(GIVEN INSTRUCTION): Omit the pictures and return every entry exactly as written.

(DATA SUPPLIED):
## start
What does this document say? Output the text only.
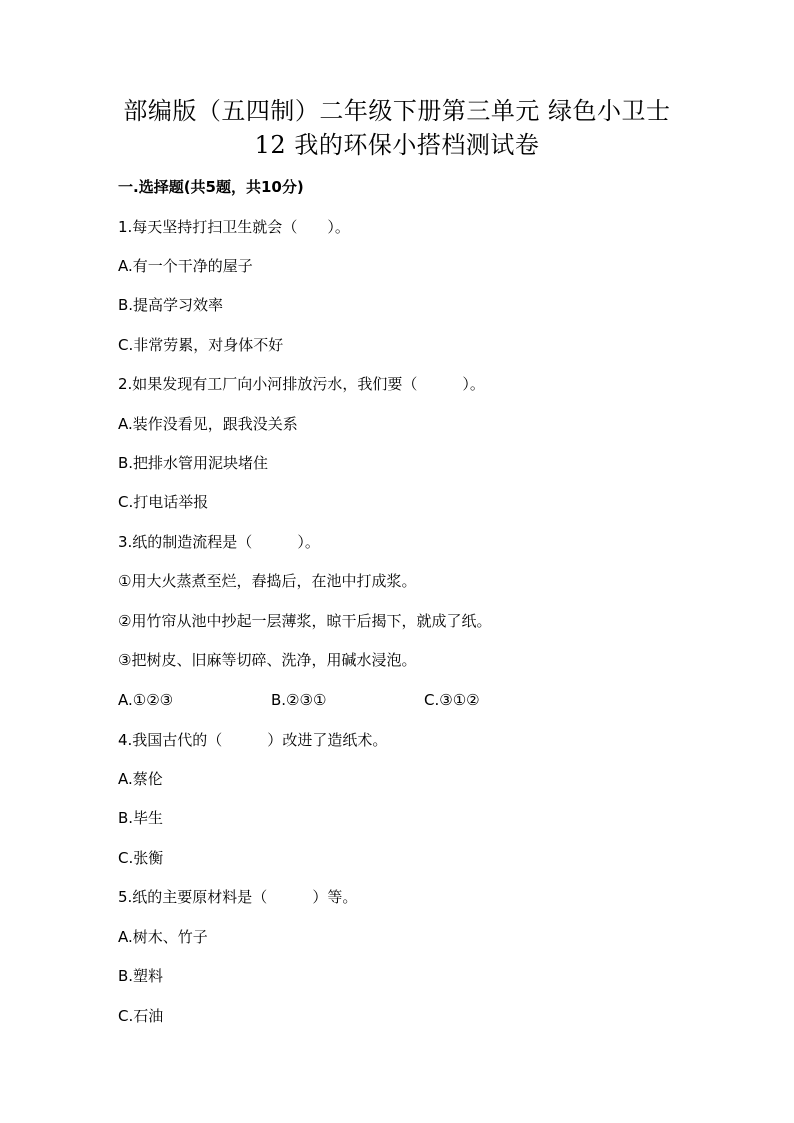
部编版（五四制）二年级下册第三单元 绿色小卫士
12 我的环保小搭档测试卷
一.选择题(共5题，共10分)
1.每天坚持打扫卫生就会（　　）。
A.有一个干净的屋子
B.提高学习效率
C.非常劳累，对身体不好
2.如果发现有工厂向小河排放污水，我们要（　　　）。
A.装作没看见，跟我没关系
B.把排水管用泥块堵住
C.打电话举报
3.纸的制造流程是（　　　）。
①用大火蒸煮至烂，舂捣后，在池中打成浆。
②用竹帘从池中抄起一层薄浆，晾干后揭下，就成了纸。
③把树皮、旧麻等切碎、洗净，用碱水浸泡。
A.①②③	B.②③①	C.③①②
4.我国古代的（　　　）改进了造纸术。
A.蔡伦
B.毕生
C.张衡
5.纸的主要原材料是（　　　）等。
A.树木、竹子
B.塑料
C.石油
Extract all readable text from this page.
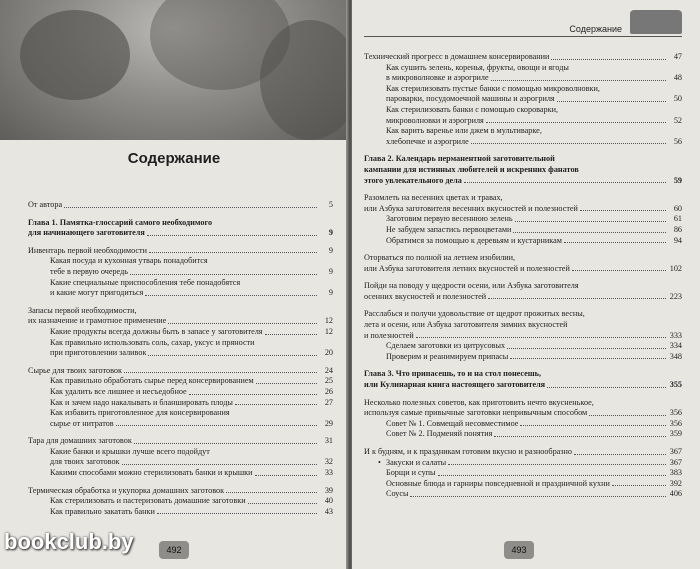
Содержание
От автора	5
Глава 1. Памятка-глоссарий самого необходимого
для начинающего заготовителя	9
Инвентарь первой необходимости	9
Какая посуда и кухонная утварь понадобится
тебе в первую очередь	9
Какие специальные приспособления тебе понадобятся
и какие могут пригодиться	9
Запасы первой необходимости,
их назначение и грамотное применение	12
Какие продукты всегда должны быть в запасе у заготовителя	12
Как правильно использовать соль, сахар, уксус и пряности
при приготовлении заливок	20
Сырье для твоих заготовок	24
Как правильно обработать сырье перед консервированием	25
Как удалить все лишнее и несъедобное	26
Как и зачем надо накалывать и бланшировать плоды	27
Как избавить приготовленное для консервирования
сырье от нитратов	29
Тара для домашних заготовок	31
Какие банки и крышки лучше всего подойдут
для твоих заготовок	32
Какими способами можно стерилизовать банки и крышки	33
Термическая обработка и укупорка домашних заготовок	39
Как стерилизовать и пастеризовать домашние заготовки	40
Как правильно закатать банки	43
492
bookclub.by
Содержание
Технический прогресс в домашнем консервировании	47
Как сушить зелень, коренья, фрукты, овощи и ягоды
в микроволновке и аэрогриле	48
Как стерилизовать пустые банки с помощью микроволновки,
пароварки, посудомоечной машины и аэрогриля	50
Как стерилизовать банки с помощью скороварки,
микроволновки и аэрогриля	52
Как варить варенье или джем в мультиварке,
хлебопечке и аэрогриле	56
Глава 2. Календарь перманентной заготовительной
кампании для истинных любителей и искренних фанатов
этого увлекательного дела	59
Разомлеть на весенних цветах и травах,
или Азбука заготовителя весенних вкусностей и полезностей	60
Заготовим первую весеннюю зелень	61
Не забудем запастись первоцветами	86
Обратимся за помощью к деревьям и кустарникам	94
Оторваться по полной на летнем изобилии,
или Азбука заготовителя летних вкусностей и полезностей	102
Пойди на поводу у щедрости осени, или Азбука заготовителя
осенних вкусностей и полезностей	223
Расслабься и получи удовольствие от щедрот прожитых весны,
лета и осени, или Азбука заготовителя зимних вкусностей
и полезностей	333
Сделаем заготовки из цитрусовых	334
Проверим и реанимируем припасы	348
Глава 3. Что припасешь, то и на стол понесешь,
или Кулинарная книга настоящего заготовителя	355
Несколько полезных советов, как приготовить нечто вкусненькое,
используя самые привычные заготовки непривычным способом	356
Совет № 1. Совмещай несовместимое	356
Совет № 2. Подменяй понятия	359
И к будням, и к праздникам готовим вкусно и разнообразно	367
• Закуски и салаты	367
Борщи и супы	383
Основные блюда и гарниры повседневной и праздничной кухни	392
Соусы	406
493
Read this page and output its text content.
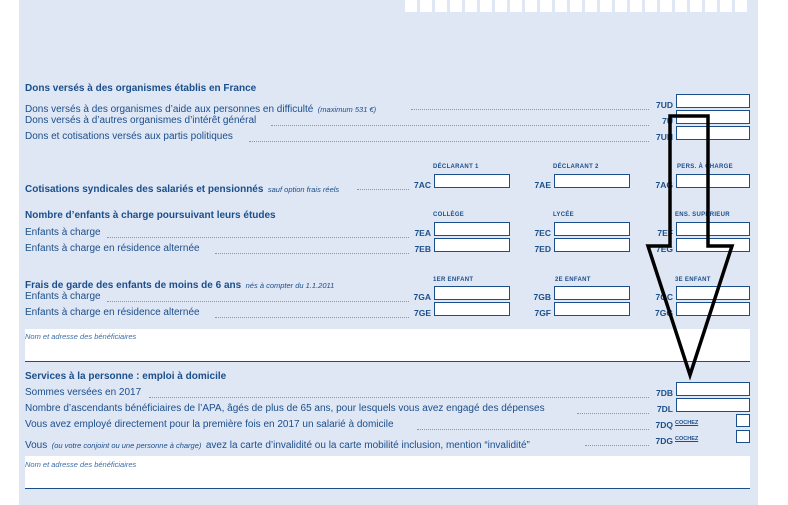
Dons versés à des organismes établis en France
Dons versés à des organismes d’aide aux personnes en difficulté (maximum 531 €)	7UD
Dons versés à d’autres organismes d’intérêt général	7U
Dons et cotisations versés aux partis politiques	7UH
DÉCLARANT 1	DÉCLARANT 2	PERS. À CHARGE
Cotisations syndicales des salariés et pensionnés sauf option frais réels	7AC	7AE	7AG
COLLÈGE	LYCÉE	ENS. SUPÉRIEUR
Nombre d’enfants à charge poursuivant leurs études
Enfants à charge	7EA	7EC	7EF
Enfants à charge en résidence alternée	7EB	7ED	7EG
1ER ENFANT	2E ENFANT	3E ENFANT
Frais de garde des enfants de moins de 6 ans nés à compter du 1.1.2011
Enfants à charge	7GA	7GB	7GC
Enfants à charge en résidence alternée	7GE	7GF	7GG
Nom et adresse des bénéficiaires
Services à la personne : emploi à domicile
Sommes versées en 2017	7DB
Nombre d’ascendants bénéficiaires de l’APA, âgés de plus de 65 ans, pour lesquels vous avez engagé des dépenses	7DL
Vous avez employé directement pour la première fois en 2017 un salarié à domicile	7DQ COCHEZ
Vous (ou votre conjoint ou une personne à charge) avez la carte d’invalidité ou la carte mobilité inclusion, mention “invalidité”	7DG COCHEZ
Nom et adresse des bénéficiaires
## end
(TASK ANSWER):
What does this document say? Output the text only.
部编版（五四制）二年级下册第三单元 绿色小卫士
12 我的环保小搭档测试卷
一.选择题(共5题，共10分)
1.每天坚持打扫卫生就会（　　）。
A.有一个干净的屋子
B.提高学习效率
C.非常劳累，对身体不好
2.如果发现有工厂向小河排放污水，我们要（　　　）。
A.装作没看见，跟我没关系
B.把排水管用泥块堵住
C.打电话举报
3.纸的制造流程是（　　　）。
①用大火蒸煮至烂，舂捣后，在池中打成浆。
②用竹帘从池中抄起一层薄浆，晾干后揭下，就成了纸。
③把树皮、旧麻等切碎、洗净，用碱水浸泡。
A.①②③	B.②③①	C.③①②
4.我国古代的（　　　）改进了造纸术。
A.蔡伦
B.毕生
C.张衡
5.纸的主要原材料是（　　　）等。
A.树木、竹子
B.塑料
C.石油
Extract all readable text from this page.
Содержание
От автора	5
Глава 1. Памятка-глоссарий самого необходимого
для начинающего заготовителя	9
Инвентарь первой необходимости	9
Какая посуда и кухонная утварь понадобится
тебе в первую очередь	9
Какие специальные приспособления тебе понадобятся
и какие могут пригодиться	9
Запасы первой необходимости,
их назначение и грамотное применение	12
Какие продукты всегда должны быть в запасе у заготовителя	12
Как правильно использовать соль, сахар, уксус и пряности
при приготовлении заливок	20
Сырье для твоих заготовок	24
Как правильно обработать сырье перед консервированием	25
Как удалить все лишнее и несъедобное	26
Как и зачем надо накалывать и бланшировать плоды	27
Как избавить приготовленное для консервирования
сырье от нитратов	29
Тара для домашних заготовок	31
Какие банки и крышки лучше всего подойдут
для твоих заготовок	32
Какими способами можно стерилизовать банки и крышки	33
Термическая обработка и укупорка домашних заготовок	39
Как стерилизовать и пастеризовать домашние заготовки	40
Как правильно закатать банки	43
492
bookclub.by
Содержание
Технический прогресс в домашнем консервировании	47
Как сушить зелень, коренья, фрукты, овощи и ягоды
в микроволновке и аэрогриле	48
Как стерилизовать пустые банки с помощью микроволновки,
пароварки, посудомоечной машины и аэрогриля	50
Как стерилизовать банки с помощью скороварки,
микроволновки и аэрогриля	52
Как варить варенье или джем в мультиварке,
хлебопечке и аэрогриле	56
Глава 2. Календарь перманентной заготовительной
кампании для истинных любителей и искренних фанатов
этого увлекательного дела	59
Разомлеть на весенних цветах и травах,
или Азбука заготовителя весенних вкусностей и полезностей	60
Заготовим первую весеннюю зелень	61
Не забудем запастись первоцветами	86
Обратимся за помощью к деревьям и кустарникам	94
Оторваться по полной на летнем изобилии,
или Азбука заготовителя летних вкусностей и полезностей	102
Пойди на поводу у щедрости осени, или Азбука заготовителя
осенних вкусностей и полезностей	223
Расслабься и получи удовольствие от щедрот прожитых весны,
лета и осени, или Азбука заготовителя зимних вкусностей
и полезностей	333
Сделаем заготовки из цитрусовых	334
Проверим и реанимируем припасы	348
Глава 3. Что припасешь, то и на стол понесешь,
или Кулинарная книга настоящего заготовителя	355
Несколько полезных советов, как приготовить нечто вкусненькое,
используя самые привычные заготовки непривычным способом	356
Совет № 1. Совмещай несовместимое	356
Совет № 2. Подменяй понятия	359
И к будням, и к праздникам готовим вкусно и разнообразно	367
• Закуски и салаты	367
Борщи и супы	383
Основные блюда и гарниры повседневной и праздничной кухни	392
Соусы	406
493
Read this page and output its text content.
Dons versés à des organismes établis en France
Dons versés à des organismes d’aide aux personnes en difficulté (maximum 531 €)	7UD
Dons versés à d’autres organismes d’intérêt général	7U
Dons et cotisations versés aux partis politiques	7UH
DÉCLARANT 1	DÉCLARANT 2	PERS. À CHARGE
Cotisations syndicales des salariés et pensionnés sauf option frais réels	7AC	7AE	7AG
COLLÈGE	LYCÉE	ENS. SUPÉRIEUR
Nombre d’enfants à charge poursuivant leurs études
Enfants à charge	7EA	7EC	7EF
Enfants à charge en résidence alternée	7EB	7ED	7EG
1ER ENFANT	2E ENFANT	3E ENFANT
Frais de garde des enfants de moins de 6 ans nés à compter du 1.1.2011
Enfants à charge	7GA	7GB	7GC
Enfants à charge en résidence alternée	7GE	7GF	7GG
Nom et adresse des bénéficiaires
Services à la personne : emploi à domicile
Sommes versées en 2017	7DB
Nombre d’ascendants bénéficiaires de l’APA, âgés de plus de 65 ans, pour lesquels vous avez engagé des dépenses	7DL
Vous avez employé directement pour la première fois en 2017 un salarié à domicile	7DQ COCHEZ
Vous (ou votre conjoint ou une personne à charge) avez la carte d’invalidité ou la carte mobilité inclusion, mention “invalidité”	7DG COCHEZ
Nom et adresse des bénéficiaires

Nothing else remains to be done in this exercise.